Figure contents as structured data
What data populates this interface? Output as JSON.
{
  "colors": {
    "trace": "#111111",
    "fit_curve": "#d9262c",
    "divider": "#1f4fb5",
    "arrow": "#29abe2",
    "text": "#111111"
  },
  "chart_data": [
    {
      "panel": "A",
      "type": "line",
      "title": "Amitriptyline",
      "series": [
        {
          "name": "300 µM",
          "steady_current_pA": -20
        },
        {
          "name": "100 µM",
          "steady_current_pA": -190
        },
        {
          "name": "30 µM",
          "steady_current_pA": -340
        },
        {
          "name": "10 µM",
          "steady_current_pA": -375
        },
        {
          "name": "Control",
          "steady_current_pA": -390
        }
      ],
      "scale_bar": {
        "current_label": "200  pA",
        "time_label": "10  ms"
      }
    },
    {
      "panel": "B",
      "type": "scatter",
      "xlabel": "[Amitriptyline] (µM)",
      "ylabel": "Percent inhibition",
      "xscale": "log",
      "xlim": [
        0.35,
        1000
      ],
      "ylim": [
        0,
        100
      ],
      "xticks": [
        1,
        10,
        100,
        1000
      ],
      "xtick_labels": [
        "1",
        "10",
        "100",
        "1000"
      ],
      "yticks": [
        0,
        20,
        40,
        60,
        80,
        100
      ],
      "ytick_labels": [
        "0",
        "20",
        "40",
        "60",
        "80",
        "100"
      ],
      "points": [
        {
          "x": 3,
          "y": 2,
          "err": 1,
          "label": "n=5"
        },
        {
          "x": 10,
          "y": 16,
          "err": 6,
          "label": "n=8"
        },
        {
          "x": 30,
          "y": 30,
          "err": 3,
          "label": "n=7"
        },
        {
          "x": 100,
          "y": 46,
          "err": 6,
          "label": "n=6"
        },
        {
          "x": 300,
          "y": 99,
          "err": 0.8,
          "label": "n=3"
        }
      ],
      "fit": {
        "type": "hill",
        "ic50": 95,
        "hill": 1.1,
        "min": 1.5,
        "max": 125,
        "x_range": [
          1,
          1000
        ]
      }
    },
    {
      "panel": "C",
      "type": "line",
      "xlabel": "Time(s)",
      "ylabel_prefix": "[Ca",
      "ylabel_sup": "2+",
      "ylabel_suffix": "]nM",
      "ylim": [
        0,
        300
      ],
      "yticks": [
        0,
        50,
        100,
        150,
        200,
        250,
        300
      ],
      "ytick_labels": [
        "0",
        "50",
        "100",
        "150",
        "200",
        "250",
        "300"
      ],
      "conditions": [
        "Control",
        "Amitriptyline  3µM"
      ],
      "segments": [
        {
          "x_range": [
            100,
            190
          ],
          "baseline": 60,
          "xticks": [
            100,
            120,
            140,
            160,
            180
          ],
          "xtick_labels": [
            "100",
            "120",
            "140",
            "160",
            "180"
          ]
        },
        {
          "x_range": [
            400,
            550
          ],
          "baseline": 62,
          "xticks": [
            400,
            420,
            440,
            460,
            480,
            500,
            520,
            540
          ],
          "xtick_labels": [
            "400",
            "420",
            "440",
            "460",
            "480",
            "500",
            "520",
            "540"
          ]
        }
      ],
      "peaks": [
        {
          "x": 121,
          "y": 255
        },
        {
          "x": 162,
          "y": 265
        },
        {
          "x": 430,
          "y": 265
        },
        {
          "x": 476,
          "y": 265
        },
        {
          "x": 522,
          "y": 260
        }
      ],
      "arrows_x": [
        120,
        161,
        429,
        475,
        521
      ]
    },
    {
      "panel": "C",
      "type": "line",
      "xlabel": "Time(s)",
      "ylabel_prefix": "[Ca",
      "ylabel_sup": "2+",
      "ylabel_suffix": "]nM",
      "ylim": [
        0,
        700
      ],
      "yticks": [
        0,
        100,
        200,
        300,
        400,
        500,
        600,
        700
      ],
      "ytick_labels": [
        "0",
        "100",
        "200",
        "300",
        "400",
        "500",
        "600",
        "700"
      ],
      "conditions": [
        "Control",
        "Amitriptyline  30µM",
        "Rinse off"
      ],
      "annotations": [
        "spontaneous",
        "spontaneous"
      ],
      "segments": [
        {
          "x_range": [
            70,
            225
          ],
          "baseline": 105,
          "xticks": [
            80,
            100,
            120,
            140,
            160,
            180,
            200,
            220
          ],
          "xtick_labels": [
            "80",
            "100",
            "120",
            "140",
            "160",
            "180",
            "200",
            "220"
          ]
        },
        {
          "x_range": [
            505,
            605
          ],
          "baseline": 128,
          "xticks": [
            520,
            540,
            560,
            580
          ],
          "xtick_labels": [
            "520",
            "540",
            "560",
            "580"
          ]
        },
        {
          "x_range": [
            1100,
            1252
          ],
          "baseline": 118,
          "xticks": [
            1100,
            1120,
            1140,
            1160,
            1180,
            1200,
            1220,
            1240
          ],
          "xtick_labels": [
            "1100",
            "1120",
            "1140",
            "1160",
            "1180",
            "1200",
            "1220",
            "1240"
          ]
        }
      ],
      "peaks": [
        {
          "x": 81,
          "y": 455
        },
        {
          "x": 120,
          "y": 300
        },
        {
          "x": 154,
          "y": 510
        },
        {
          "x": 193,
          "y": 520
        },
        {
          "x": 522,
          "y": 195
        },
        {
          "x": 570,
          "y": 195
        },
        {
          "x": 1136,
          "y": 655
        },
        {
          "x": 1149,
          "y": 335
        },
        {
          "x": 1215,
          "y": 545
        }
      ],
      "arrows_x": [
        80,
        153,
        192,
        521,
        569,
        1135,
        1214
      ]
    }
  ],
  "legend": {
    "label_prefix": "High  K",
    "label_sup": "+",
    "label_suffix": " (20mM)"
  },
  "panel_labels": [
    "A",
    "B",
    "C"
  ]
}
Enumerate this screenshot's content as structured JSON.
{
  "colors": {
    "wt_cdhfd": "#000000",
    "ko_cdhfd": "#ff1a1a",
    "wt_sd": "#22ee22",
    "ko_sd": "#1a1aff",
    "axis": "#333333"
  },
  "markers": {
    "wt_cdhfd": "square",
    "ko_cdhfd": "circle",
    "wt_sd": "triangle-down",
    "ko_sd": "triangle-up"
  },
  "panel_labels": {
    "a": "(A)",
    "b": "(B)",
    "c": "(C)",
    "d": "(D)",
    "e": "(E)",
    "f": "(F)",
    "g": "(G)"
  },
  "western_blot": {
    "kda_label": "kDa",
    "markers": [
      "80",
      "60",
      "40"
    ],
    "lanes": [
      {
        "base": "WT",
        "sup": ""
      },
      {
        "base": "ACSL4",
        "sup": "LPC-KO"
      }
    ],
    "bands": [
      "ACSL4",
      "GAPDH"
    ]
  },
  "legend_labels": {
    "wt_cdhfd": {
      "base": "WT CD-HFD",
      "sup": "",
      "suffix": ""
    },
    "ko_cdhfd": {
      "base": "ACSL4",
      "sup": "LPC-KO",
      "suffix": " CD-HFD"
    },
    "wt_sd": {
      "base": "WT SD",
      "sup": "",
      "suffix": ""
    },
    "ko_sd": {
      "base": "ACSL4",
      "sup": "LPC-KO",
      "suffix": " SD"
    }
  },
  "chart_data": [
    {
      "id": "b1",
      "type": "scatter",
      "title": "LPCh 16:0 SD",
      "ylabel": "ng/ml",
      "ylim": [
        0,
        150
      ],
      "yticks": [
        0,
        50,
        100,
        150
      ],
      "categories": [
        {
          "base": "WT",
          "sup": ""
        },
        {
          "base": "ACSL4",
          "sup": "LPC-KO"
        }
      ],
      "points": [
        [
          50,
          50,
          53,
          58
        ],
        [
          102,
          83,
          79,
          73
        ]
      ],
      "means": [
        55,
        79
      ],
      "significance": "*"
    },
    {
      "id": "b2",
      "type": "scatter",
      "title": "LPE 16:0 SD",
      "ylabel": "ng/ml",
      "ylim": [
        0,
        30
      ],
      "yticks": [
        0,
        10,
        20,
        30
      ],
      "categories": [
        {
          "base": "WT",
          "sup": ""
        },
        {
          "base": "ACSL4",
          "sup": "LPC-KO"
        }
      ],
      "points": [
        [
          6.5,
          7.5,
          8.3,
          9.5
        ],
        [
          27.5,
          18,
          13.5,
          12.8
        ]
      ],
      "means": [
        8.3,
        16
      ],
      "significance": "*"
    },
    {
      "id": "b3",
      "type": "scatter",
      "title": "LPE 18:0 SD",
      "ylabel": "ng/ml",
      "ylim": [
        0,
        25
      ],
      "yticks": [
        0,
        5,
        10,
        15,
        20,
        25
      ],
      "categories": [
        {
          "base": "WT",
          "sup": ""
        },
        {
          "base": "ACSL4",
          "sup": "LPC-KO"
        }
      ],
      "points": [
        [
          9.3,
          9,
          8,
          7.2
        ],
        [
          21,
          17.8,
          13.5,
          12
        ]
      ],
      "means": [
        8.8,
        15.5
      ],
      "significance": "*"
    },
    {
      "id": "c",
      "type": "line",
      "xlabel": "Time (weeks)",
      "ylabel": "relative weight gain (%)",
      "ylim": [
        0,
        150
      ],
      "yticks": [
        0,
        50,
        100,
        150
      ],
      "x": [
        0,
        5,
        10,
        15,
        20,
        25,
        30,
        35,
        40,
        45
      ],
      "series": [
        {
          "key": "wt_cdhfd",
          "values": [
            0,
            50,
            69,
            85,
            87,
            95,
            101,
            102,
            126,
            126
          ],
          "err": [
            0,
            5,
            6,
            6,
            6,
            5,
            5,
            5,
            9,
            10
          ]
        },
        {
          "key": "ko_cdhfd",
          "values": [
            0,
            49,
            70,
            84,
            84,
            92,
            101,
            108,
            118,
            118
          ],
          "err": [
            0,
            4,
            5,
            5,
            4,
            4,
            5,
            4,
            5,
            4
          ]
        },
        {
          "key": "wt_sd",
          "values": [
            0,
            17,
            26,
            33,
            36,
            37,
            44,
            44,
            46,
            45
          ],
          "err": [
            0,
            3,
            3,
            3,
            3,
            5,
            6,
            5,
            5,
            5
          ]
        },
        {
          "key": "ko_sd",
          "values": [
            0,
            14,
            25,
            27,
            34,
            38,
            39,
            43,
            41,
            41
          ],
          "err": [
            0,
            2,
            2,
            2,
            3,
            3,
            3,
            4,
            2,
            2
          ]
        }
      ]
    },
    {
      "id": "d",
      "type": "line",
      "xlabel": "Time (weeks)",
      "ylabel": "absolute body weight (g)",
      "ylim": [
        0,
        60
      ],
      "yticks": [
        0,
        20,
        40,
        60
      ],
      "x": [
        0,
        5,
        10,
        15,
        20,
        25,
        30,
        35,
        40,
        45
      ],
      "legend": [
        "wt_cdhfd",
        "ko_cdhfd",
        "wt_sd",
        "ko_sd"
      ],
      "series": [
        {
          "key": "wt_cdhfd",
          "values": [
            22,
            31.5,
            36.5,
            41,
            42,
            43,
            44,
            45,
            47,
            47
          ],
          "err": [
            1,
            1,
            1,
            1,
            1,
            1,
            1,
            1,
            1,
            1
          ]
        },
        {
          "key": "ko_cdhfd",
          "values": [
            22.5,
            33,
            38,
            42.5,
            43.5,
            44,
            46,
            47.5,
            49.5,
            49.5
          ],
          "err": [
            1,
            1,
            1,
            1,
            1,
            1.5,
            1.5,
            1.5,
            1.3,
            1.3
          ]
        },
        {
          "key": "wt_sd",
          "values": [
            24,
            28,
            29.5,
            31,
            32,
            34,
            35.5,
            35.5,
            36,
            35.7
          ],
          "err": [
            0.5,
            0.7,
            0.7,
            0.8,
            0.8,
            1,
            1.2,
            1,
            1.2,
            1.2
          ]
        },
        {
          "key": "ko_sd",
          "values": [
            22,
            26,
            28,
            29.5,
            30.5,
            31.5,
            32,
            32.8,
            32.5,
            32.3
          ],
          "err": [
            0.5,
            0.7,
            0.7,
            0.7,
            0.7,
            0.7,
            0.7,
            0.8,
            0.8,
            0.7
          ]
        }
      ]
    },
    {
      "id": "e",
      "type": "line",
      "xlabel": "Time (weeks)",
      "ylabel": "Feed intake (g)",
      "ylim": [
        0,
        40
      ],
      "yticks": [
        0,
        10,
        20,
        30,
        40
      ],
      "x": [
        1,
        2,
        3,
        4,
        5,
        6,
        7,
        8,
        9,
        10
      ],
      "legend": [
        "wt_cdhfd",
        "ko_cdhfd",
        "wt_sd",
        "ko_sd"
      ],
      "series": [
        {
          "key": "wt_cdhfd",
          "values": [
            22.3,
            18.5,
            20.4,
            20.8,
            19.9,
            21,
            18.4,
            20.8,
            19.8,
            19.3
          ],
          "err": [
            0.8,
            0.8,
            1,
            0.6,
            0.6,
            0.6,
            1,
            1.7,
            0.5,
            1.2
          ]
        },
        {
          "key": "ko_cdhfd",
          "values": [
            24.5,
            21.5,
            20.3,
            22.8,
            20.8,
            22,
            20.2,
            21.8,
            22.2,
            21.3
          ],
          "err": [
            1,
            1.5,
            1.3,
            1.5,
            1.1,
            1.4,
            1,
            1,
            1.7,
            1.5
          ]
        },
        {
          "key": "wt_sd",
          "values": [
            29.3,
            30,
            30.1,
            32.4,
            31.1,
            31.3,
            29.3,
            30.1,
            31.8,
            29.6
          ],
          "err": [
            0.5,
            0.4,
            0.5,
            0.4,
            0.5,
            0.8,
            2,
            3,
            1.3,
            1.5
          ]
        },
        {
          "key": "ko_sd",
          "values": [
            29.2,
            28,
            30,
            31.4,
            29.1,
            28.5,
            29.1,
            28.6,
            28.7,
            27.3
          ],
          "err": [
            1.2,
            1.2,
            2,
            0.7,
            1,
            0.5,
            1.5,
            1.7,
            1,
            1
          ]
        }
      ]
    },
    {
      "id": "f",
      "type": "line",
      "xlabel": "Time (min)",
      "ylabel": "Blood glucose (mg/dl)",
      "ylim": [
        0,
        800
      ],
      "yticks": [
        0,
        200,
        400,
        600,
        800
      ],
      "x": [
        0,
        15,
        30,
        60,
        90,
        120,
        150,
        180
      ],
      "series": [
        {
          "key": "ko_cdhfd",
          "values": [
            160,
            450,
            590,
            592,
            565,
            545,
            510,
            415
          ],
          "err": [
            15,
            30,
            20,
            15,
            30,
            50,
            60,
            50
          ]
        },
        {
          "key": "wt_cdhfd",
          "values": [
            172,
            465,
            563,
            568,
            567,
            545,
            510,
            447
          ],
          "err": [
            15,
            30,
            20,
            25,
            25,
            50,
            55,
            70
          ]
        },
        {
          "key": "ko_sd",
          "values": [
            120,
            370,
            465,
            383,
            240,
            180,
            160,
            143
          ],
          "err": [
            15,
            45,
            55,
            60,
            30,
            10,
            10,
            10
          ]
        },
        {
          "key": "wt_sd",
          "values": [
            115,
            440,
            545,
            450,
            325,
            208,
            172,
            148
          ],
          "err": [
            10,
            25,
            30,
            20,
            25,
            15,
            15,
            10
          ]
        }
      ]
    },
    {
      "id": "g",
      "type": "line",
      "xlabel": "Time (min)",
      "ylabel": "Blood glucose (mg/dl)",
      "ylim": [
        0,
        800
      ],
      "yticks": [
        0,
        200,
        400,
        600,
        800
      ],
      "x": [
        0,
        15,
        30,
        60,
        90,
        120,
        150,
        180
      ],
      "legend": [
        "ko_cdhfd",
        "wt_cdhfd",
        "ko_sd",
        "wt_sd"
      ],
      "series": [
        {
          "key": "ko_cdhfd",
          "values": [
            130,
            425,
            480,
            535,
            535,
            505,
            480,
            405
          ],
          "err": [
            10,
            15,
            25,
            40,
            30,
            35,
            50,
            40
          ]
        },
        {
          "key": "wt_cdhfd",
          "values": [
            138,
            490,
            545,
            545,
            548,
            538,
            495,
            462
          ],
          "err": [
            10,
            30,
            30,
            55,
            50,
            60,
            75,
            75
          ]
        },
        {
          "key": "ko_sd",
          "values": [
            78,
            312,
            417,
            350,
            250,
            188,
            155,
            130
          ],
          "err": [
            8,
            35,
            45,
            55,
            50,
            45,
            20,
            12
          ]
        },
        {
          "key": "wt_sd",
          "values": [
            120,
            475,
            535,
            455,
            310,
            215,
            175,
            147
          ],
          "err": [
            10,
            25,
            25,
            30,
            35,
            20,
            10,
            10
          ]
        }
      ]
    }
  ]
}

> **EXERCISE PROMPT**
Report how many lines of the listing hold the word "Amitriptyline", with nothing but the number.

> **RESPONSE TO THIS TASK**
4